### PROBLEM STATEMENT
State only how many lines below include the string "跟读词语".

### Collected data
»»
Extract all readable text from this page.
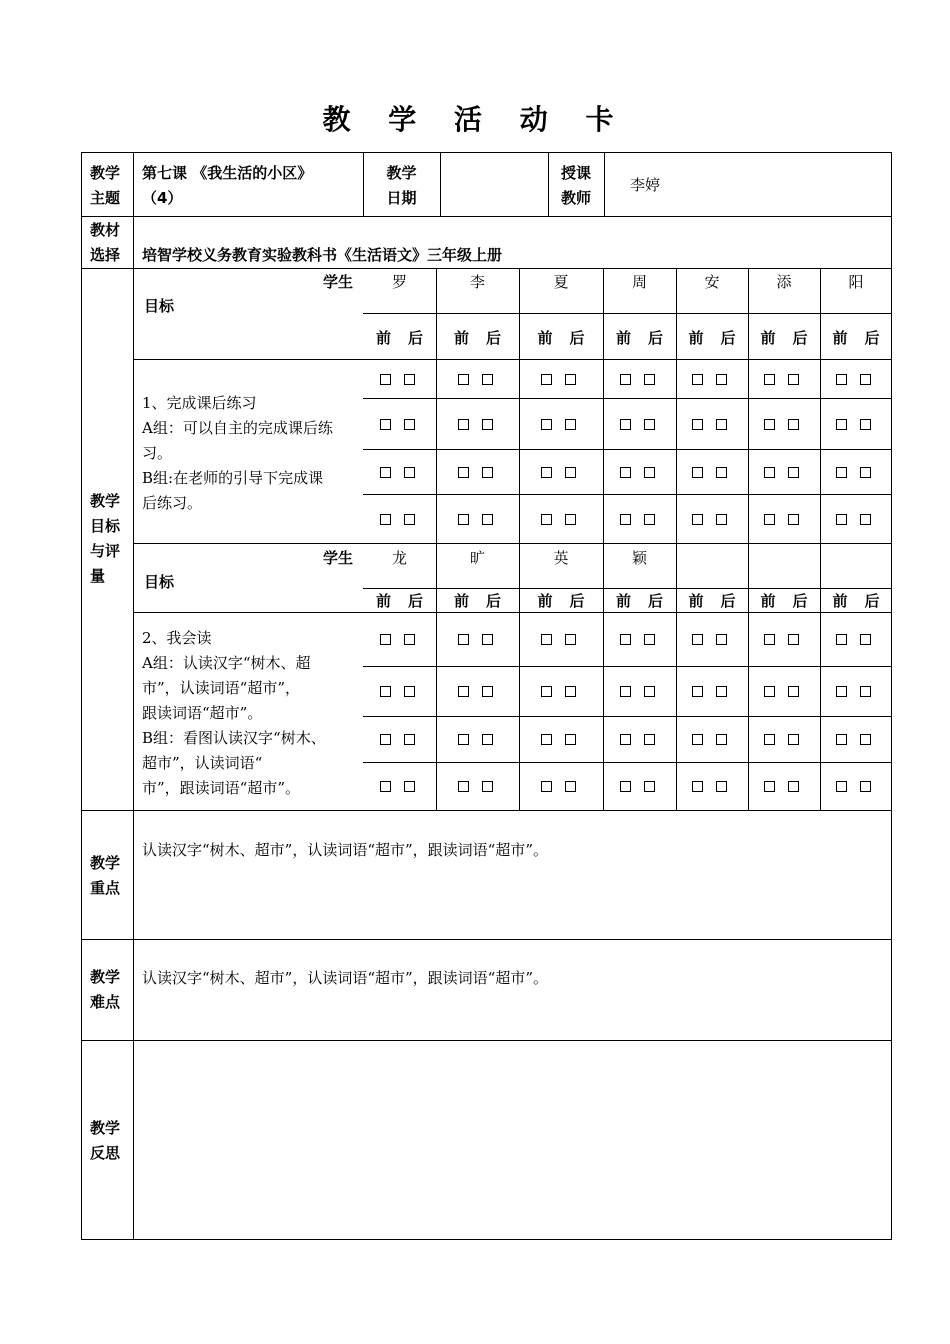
教 学 活 动 卡
教学
主题
第七课 《我生活的小区》
（4）
教学
日期
授课
教师
李婷
教材
选择 培智学校义务教育实验教科书《生活语文》三年级上册
教学
目标
与评
量
学生
目标
1、完成课后练习
A组：可以自主的完成课后练
习。
B组:在老师的引导下完成课
后练习。
学生
目标
2、我会读
A组：认读汉字“树木、超
市”，认读词语“超市”，
跟读词语“超市”。
B组：看图认读汉字“树木、
超市”，认读词语“
市”，跟读词语“超市”。
罗
前 后
李
前 后
夏
前 后
周
前 后
安
前 后
添
前 后
阳
前 后
龙
前 后
旷
前 后
英
前 后
颖
前 后 前 后 前 后 前 后
教学
重点
认读汉字“树木、超市”，认读词语“超市”，跟读词语“超市”。
教学
难点
认读汉字“树木、超市”，认读词语“超市”，跟读词语“超市”。
教学
反思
««
### WRITTEN REPLY
4